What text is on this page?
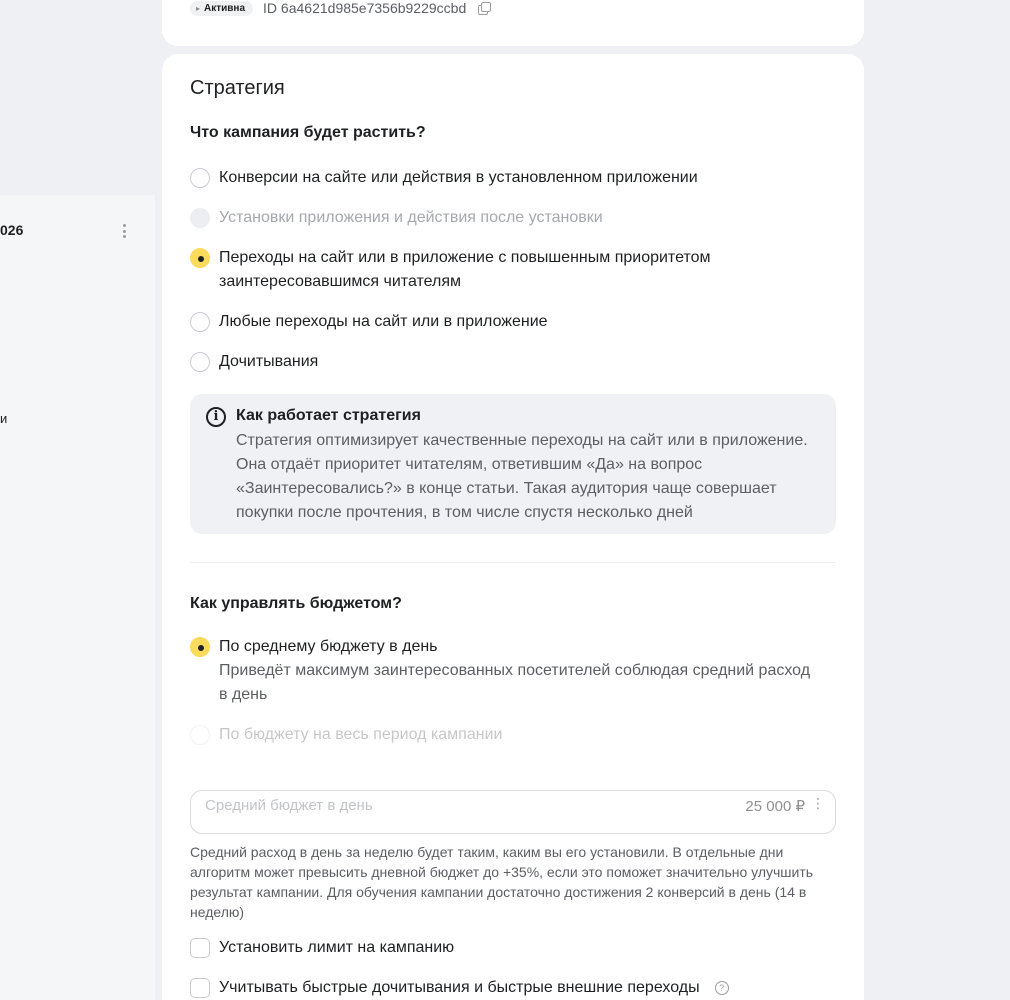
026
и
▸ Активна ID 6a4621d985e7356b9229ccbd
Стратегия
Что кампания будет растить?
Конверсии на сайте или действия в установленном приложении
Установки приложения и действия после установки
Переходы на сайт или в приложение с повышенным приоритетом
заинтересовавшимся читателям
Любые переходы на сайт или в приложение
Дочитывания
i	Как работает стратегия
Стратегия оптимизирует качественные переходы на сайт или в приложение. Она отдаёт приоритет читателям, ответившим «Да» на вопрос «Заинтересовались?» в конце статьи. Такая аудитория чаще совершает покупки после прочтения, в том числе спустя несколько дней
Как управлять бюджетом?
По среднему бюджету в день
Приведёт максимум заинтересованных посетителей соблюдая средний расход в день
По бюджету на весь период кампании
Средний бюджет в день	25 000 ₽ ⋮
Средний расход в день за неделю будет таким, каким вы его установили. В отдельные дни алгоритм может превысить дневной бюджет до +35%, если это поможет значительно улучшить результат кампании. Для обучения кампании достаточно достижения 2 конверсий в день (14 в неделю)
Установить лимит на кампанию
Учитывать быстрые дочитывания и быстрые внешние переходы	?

================

Written task:
What is needed is an exact reproduction of the data, pictures excluded.

Result for this task:
What text is on this page?
026
и
▸ Активна ID 6a4621d985e7356b9229ccbd
Стратегия
Что кампания будет растить?
Конверсии на сайте или действия в установленном приложении
Установки приложения и действия после установки
Переходы на сайт или в приложение с повышенным приоритетом
заинтересовавшимся читателям
Любые переходы на сайт или в приложение
Дочитывания
i	Как работает стратегия
Стратегия оптимизирует качественные переходы на сайт или в приложение. Она отдаёт приоритет читателям, ответившим «Да» на вопрос «Заинтересовались?» в конце статьи. Такая аудитория чаще совершает покупки после прочтения, в том числе спустя несколько дней
Как управлять бюджетом?
По среднему бюджету в день
Приведёт максимум заинтересованных посетителей соблюдая средний расход в день
По бюджету на весь период кампании
Средний бюджет в день	25 000 ₽ ⋮
Средний расход в день за неделю будет таким, каким вы его установили. В отдельные дни алгоритм может превысить дневной бюджет до +35%, если это поможет значительно улучшить результат кампании. Для обучения кампании достаточно достижения 2 конверсий в день (14 в неделю)
Установить лимит на кампанию
Учитывать быстрые дочитывания и быстрые внешние переходы	?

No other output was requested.